Data records:

####################

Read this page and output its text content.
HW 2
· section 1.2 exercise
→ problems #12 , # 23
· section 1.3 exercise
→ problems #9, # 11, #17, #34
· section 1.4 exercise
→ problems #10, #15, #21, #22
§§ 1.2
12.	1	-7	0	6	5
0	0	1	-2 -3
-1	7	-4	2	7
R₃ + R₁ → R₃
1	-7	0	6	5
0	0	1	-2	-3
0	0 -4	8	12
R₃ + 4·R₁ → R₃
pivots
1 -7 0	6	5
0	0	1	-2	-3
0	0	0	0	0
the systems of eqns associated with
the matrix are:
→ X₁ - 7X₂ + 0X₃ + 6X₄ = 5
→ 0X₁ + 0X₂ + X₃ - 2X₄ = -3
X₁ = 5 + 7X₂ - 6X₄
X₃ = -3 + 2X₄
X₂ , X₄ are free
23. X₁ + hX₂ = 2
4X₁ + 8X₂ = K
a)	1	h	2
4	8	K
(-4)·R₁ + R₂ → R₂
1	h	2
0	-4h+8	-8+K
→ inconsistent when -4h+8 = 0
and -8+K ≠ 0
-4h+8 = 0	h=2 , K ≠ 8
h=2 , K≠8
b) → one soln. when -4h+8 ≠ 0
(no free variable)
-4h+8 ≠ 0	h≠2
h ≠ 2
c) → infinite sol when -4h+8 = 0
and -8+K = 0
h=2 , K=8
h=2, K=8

####################

### EXERCISE PROMPT
Exactly as shown above, return every record.

### RESULT
Read this page and output its text content.
HW 2
· section 1.2 exercise
→ problems #12 , # 23
· section 1.3 exercise
→ problems #9, # 11, #17, #34
· section 1.4 exercise
→ problems #10, #15, #21, #22
§§ 1.2
12.	1	-7	0	6	5
0	0	1	-2 -3
-1	7	-4	2	7
R₃ + R₁ → R₃
1	-7	0	6	5
0	0	1	-2	-3
0	0 -4	8	12
R₃ + 4·R₁ → R₃
pivots
1 -7 0	6	5
0	0	1	-2	-3
0	0	0	0	0
the systems of eqns associated with
the matrix are:
→ X₁ - 7X₂ + 0X₃ + 6X₄ = 5
→ 0X₁ + 0X₂ + X₃ - 2X₄ = -3
X₁ = 5 + 7X₂ - 6X₄
X₃ = -3 + 2X₄
X₂ , X₄ are free
23. X₁ + hX₂ = 2
4X₁ + 8X₂ = K
a)	1	h	2
4	8	K
(-4)·R₁ + R₂ → R₂
1	h	2
0	-4h+8	-8+K
→ inconsistent when -4h+8 = 0
and -8+K ≠ 0
-4h+8 = 0	h=2 , K ≠ 8
h=2 , K≠8
b) → one soln. when -4h+8 ≠ 0
(no free variable)
-4h+8 ≠ 0	h≠2
h ≠ 2
c) → infinite sol when -4h+8 = 0
and -8+K = 0
h=2 , K=8
h=2, K=8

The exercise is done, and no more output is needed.